** Provided material **

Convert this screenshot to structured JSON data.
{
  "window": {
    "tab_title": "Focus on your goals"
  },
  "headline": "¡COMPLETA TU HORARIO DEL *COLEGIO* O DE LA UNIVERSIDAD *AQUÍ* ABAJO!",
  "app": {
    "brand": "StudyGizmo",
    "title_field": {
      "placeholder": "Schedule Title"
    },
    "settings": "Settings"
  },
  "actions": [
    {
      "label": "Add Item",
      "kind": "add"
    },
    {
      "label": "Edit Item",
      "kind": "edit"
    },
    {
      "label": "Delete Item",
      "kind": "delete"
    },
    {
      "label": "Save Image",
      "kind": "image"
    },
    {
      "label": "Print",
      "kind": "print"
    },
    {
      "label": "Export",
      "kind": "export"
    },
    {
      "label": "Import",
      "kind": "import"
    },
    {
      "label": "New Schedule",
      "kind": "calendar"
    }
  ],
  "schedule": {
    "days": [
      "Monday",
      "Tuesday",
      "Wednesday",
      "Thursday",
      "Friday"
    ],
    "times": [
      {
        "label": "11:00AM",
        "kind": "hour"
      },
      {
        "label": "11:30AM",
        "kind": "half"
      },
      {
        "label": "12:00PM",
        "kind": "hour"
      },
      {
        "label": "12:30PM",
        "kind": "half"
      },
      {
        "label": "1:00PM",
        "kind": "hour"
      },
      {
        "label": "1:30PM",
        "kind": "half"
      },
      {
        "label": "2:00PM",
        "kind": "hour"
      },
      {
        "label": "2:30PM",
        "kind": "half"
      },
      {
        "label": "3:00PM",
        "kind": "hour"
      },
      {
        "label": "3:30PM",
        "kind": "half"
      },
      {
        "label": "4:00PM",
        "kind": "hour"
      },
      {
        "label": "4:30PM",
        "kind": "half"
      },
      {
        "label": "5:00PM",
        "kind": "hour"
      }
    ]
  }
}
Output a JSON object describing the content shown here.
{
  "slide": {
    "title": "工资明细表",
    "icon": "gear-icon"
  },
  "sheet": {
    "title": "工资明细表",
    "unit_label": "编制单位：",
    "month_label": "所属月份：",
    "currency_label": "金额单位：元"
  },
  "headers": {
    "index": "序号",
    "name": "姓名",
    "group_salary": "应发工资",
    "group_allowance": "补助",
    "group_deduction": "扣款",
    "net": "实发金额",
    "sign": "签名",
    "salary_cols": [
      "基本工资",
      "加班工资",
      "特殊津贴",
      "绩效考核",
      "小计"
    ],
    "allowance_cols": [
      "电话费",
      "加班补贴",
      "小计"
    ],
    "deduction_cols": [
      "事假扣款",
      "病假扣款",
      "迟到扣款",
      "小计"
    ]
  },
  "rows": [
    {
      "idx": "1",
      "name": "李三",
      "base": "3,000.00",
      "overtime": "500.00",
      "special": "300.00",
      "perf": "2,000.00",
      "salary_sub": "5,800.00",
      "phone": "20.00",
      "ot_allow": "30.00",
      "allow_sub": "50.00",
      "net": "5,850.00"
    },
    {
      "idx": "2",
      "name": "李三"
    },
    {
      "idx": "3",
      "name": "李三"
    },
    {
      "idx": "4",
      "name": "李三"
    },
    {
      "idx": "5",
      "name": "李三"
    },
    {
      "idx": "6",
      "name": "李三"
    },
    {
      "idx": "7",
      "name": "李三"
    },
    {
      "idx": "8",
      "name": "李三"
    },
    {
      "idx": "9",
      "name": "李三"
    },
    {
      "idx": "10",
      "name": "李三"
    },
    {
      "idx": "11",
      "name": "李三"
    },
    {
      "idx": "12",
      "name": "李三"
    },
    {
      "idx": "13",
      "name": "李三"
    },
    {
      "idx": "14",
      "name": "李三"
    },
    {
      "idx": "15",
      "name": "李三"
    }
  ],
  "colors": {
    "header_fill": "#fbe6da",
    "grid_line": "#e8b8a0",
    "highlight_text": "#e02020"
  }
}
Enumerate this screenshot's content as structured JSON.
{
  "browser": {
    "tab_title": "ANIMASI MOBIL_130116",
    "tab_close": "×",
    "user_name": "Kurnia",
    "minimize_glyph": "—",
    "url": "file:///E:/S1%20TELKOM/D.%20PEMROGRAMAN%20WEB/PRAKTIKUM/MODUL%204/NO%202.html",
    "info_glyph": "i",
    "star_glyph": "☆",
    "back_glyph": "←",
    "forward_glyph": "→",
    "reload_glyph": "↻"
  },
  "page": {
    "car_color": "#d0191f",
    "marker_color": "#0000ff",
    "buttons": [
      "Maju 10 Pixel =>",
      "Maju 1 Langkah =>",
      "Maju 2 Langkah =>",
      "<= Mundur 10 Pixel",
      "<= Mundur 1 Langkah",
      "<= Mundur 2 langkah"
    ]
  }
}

** To be done **
Go through the records and gather the lines that hold "Mundur".

** Solution to this exercise **
      "<= Mundur 10 Pixel",
      "<= Mundur 1 Langkah",
      "<= Mundur 2 langkah"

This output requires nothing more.